▶ Task to carry out:
Output, please, every line from the line that holds "Output the text content of this document." to the end, exactly as written.

▶ Information shown:
Begin

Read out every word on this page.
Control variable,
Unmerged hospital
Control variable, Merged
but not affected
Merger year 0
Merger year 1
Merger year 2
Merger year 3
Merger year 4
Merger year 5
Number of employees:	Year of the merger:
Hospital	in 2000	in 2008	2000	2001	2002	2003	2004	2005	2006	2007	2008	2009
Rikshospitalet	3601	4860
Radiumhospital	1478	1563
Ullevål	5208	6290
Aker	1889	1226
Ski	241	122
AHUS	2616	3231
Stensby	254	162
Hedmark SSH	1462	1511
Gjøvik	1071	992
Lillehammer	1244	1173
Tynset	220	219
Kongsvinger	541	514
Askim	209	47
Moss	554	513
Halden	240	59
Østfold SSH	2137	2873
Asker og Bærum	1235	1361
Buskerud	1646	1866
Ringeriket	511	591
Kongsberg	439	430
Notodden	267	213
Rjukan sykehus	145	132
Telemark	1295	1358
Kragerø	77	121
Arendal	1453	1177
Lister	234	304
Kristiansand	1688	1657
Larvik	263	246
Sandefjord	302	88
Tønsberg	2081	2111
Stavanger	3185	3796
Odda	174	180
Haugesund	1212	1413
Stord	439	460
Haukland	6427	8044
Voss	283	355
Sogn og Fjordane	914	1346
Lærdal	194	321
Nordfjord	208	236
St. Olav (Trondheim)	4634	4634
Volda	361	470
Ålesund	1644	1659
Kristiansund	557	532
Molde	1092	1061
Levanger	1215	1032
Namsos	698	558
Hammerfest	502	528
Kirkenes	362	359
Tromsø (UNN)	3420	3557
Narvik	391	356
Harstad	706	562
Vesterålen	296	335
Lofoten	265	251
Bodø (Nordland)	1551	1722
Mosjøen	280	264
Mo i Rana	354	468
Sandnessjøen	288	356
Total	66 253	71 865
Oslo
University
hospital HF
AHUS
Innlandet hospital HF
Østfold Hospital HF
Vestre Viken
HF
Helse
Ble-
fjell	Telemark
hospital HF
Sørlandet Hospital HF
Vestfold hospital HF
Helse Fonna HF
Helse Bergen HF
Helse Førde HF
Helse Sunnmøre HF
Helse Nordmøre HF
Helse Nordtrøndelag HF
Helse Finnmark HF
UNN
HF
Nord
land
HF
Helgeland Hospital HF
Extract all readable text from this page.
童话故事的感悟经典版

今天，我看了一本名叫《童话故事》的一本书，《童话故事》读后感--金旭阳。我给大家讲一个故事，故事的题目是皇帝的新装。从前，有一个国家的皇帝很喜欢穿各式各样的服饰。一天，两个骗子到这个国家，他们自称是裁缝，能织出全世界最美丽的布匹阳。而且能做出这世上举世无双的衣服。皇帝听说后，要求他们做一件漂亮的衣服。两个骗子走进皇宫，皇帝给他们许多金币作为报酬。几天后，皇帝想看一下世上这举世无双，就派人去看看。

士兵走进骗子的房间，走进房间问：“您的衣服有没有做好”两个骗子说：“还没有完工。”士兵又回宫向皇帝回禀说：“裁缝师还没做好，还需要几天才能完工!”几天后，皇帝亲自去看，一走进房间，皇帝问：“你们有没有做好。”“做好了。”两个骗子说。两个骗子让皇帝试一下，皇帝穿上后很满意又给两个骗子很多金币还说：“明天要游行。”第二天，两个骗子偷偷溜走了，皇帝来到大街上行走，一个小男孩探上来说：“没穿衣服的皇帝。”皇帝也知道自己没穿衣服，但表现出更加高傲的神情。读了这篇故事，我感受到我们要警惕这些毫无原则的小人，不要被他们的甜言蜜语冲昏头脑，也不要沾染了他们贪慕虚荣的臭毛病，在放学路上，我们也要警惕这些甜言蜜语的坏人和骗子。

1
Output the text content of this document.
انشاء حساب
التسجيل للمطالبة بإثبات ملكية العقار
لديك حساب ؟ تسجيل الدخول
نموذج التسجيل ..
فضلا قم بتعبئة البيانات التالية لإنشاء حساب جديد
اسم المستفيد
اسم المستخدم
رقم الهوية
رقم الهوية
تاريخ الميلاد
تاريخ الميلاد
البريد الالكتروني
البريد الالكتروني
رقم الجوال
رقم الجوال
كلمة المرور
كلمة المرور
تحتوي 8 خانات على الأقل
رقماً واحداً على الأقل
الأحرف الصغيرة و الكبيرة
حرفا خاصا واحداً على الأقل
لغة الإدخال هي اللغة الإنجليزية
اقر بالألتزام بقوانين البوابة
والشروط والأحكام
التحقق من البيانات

End

▶ Problem solution:
Output the text content of this document.
انشاء حساب
التسجيل للمطالبة بإثبات ملكية العقار
لديك حساب ؟ تسجيل الدخول
نموذج التسجيل ..
فضلا قم بتعبئة البيانات التالية لإنشاء حساب جديد
اسم المستفيد
اسم المستخدم
رقم الهوية
رقم الهوية
تاريخ الميلاد
تاريخ الميلاد
البريد الالكتروني
البريد الالكتروني
رقم الجوال
رقم الجوال
كلمة المرور
كلمة المرور
تحتوي 8 خانات على الأقل
رقماً واحداً على الأقل
الأحرف الصغيرة و الكبيرة
حرفا خاصا واحداً على الأقل
لغة الإدخال هي اللغة الإنجليزية
اقر بالألتزام بقوانين البوابة
والشروط والأحكام
التحقق من البيانات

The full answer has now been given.